SHORT PROBLEM:
Collect all the lines that mention the word "crop".

PROVIDED RECORDS:

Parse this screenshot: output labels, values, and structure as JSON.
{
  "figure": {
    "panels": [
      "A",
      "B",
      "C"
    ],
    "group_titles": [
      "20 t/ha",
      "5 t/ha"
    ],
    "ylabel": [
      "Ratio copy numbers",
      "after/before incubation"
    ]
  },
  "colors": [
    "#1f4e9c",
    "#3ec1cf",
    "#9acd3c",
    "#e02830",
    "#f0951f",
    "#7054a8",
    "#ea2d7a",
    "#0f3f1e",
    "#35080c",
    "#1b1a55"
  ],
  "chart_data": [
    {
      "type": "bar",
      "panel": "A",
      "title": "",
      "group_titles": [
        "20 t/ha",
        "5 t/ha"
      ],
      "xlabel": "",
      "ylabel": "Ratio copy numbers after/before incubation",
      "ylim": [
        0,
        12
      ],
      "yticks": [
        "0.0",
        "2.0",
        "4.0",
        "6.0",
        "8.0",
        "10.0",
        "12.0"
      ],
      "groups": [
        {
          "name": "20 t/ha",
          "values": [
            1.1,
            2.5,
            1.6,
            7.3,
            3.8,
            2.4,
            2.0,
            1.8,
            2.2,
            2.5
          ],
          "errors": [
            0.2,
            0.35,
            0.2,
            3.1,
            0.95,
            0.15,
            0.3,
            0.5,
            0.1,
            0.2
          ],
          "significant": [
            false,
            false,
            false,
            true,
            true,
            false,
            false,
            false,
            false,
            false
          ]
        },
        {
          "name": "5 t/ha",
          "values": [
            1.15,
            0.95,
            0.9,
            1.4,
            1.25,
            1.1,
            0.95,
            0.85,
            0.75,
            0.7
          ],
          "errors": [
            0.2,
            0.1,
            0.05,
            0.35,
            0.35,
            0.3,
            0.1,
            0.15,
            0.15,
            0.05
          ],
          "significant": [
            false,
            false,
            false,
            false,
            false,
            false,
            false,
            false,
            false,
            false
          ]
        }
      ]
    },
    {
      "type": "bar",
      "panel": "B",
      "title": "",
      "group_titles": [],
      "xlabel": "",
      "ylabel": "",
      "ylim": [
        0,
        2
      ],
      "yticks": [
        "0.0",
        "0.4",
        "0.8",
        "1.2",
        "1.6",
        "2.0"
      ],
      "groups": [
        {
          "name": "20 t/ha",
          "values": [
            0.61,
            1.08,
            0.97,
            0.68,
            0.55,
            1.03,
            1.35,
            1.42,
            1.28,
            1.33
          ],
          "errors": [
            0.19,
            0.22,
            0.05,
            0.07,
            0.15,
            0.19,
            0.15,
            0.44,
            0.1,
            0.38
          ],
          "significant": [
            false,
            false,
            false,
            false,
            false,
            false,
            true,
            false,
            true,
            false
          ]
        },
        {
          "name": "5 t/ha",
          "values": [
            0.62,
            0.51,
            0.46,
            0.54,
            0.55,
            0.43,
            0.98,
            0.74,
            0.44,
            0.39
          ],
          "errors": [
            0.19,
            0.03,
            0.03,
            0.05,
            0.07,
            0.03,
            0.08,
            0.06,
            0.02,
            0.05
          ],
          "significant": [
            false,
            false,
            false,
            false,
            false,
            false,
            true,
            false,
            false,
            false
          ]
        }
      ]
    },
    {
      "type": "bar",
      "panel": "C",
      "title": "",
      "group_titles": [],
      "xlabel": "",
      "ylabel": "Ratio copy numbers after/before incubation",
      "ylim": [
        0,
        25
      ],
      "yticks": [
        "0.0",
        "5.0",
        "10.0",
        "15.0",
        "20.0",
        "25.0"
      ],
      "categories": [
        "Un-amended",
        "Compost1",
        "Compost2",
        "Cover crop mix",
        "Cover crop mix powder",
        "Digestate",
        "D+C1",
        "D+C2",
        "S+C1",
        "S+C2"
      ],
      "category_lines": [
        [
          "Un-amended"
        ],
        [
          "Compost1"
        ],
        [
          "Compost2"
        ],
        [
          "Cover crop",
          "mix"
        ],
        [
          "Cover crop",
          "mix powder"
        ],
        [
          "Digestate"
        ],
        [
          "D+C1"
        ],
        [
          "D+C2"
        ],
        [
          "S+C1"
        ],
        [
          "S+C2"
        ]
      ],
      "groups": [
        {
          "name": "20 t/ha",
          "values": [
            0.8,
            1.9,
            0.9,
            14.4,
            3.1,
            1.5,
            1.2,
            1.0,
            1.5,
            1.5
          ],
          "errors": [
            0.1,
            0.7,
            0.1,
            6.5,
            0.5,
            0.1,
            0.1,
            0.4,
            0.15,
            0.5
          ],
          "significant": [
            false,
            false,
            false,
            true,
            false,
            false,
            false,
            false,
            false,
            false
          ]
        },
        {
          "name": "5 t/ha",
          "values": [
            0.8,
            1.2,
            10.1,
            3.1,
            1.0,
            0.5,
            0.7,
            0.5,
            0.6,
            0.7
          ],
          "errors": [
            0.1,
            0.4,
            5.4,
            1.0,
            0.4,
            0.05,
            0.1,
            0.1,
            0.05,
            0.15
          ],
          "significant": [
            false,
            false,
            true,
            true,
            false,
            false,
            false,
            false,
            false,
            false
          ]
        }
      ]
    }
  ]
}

SOLUTION FOR THIS PROBLEM:
        "Cover crop mix",
        "Cover crop mix powder",
          "Cover crop",
          "Cover crop",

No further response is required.